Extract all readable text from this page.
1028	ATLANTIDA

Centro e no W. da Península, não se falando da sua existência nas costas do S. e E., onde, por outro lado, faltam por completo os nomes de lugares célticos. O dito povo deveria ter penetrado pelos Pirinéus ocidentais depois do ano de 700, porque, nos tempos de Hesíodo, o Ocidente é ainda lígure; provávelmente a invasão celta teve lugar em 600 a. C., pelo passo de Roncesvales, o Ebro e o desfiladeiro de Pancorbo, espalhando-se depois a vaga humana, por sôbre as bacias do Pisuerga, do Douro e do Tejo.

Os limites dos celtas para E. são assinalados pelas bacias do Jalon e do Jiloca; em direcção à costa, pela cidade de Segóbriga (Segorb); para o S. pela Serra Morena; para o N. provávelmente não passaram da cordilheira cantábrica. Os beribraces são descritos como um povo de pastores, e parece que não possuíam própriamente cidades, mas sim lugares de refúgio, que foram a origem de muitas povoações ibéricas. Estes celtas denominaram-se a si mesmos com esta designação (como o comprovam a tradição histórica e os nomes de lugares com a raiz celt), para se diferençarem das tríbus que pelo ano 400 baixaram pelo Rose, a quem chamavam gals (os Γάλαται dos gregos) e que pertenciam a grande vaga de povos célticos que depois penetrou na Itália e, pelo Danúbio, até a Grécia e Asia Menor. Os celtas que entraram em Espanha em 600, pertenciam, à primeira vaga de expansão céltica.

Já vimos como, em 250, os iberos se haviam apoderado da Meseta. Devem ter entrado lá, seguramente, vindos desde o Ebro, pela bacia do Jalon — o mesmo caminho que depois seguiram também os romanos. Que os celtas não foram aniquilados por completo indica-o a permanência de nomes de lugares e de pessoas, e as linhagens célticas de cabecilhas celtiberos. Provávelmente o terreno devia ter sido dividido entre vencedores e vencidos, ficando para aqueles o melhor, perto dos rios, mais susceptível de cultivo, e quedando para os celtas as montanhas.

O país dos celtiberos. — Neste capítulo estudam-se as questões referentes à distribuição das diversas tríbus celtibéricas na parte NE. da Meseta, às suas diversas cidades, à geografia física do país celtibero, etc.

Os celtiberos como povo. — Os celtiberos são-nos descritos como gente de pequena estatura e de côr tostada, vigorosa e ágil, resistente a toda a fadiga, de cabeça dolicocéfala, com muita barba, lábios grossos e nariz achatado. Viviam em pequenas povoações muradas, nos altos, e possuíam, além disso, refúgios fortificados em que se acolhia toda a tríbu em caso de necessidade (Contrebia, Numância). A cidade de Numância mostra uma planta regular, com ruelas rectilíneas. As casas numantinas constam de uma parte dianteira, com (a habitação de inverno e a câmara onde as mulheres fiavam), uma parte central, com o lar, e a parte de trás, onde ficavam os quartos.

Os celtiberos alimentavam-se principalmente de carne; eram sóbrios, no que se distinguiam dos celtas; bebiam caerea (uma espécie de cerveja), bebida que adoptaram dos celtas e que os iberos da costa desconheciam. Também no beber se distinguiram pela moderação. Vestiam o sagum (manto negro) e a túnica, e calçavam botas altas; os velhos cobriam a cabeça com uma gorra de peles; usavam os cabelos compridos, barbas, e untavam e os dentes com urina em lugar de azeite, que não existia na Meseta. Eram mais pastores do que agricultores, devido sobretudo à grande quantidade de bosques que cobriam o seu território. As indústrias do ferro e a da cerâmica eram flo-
------------------------------------
GOAL OF THE EXERCISE
Repeat the data verbatim.

OUTPUT OF THE TASK
Extract all readable text from this page.
1028	ATLANTIDA

Centro e no W. da Península, não se falando da sua existência nas costas do S. e E., onde, por outro lado, faltam por completo os nomes de lugares célticos. O dito povo deveria ter penetrado pelos Pirinéus ocidentais depois do ano de 700, porque, nos tempos de Hesíodo, o Ocidente é ainda lígure; provávelmente a invasão celta teve lugar em 600 a. C., pelo passo de Roncesvales, o Ebro e o desfiladeiro de Pancorbo, espalhando-se depois a vaga humana, por sôbre as bacias do Pisuerga, do Douro e do Tejo.

Os limites dos celtas para E. são assinalados pelas bacias do Jalon e do Jiloca; em direcção à costa, pela cidade de Segóbriga (Segorb); para o S. pela Serra Morena; para o N. provávelmente não passaram da cordilheira cantábrica. Os beribraces são descritos como um povo de pastores, e parece que não possuíam própriamente cidades, mas sim lugares de refúgio, que foram a origem de muitas povoações ibéricas. Estes celtas denominaram-se a si mesmos com esta designação (como o comprovam a tradição histórica e os nomes de lugares com a raiz celt), para se diferençarem das tríbus que pelo ano 400 baixaram pelo Rose, a quem chamavam gals (os Γάλαται dos gregos) e que pertenciam a grande vaga de povos célticos que depois penetrou na Itália e, pelo Danúbio, até a Grécia e Asia Menor. Os celtas que entraram em Espanha em 600, pertenciam, à primeira vaga de expansão céltica.

Já vimos como, em 250, os iberos se haviam apoderado da Meseta. Devem ter entrado lá, seguramente, vindos desde o Ebro, pela bacia do Jalon — o mesmo caminho que depois seguiram também os romanos. Que os celtas não foram aniquilados por completo indica-o a permanência de nomes de lugares e de pessoas, e as linhagens célticas de cabecilhas celtiberos. Provávelmente o terreno devia ter sido dividido entre vencedores e vencidos, ficando para aqueles o melhor, perto dos rios, mais susceptível de cultivo, e quedando para os celtas as montanhas.

O país dos celtiberos. — Neste capítulo estudam-se as questões referentes à distribuição das diversas tríbus celtibéricas na parte NE. da Meseta, às suas diversas cidades, à geografia física do país celtibero, etc.

Os celtiberos como povo. — Os celtiberos são-nos descritos como gente de pequena estatura e de côr tostada, vigorosa e ágil, resistente a toda a fadiga, de cabeça dolicocéfala, com muita barba, lábios grossos e nariz achatado. Viviam em pequenas povoações muradas, nos altos, e possuíam, além disso, refúgios fortificados em que se acolhia toda a tríbu em caso de necessidade (Contrebia, Numância). A cidade de Numância mostra uma planta regular, com ruelas rectilíneas. As casas numantinas constam de uma parte dianteira, com (a habitação de inverno e a câmara onde as mulheres fiavam), uma parte central, com o lar, e a parte de trás, onde ficavam os quartos.

Os celtiberos alimentavam-se principalmente de carne; eram sóbrios, no que se distinguiam dos celtas; bebiam caerea (uma espécie de cerveja), bebida que adoptaram dos celtas e que os iberos da costa desconheciam. Também no beber se distinguiram pela moderação. Vestiam o sagum (manto negro) e a túnica, e calçavam botas altas; os velhos cobriam a cabeça com uma gorra de peles; usavam os cabelos compridos, barbas, e untavam e os dentes com urina em lugar de azeite, que não existia na Meseta. Eram mais pastores do que agricultores, devido sobretudo à grande quantidade de bosques que cobriam o seu território. As indústrias do ferro e a da cerâmica eram flo-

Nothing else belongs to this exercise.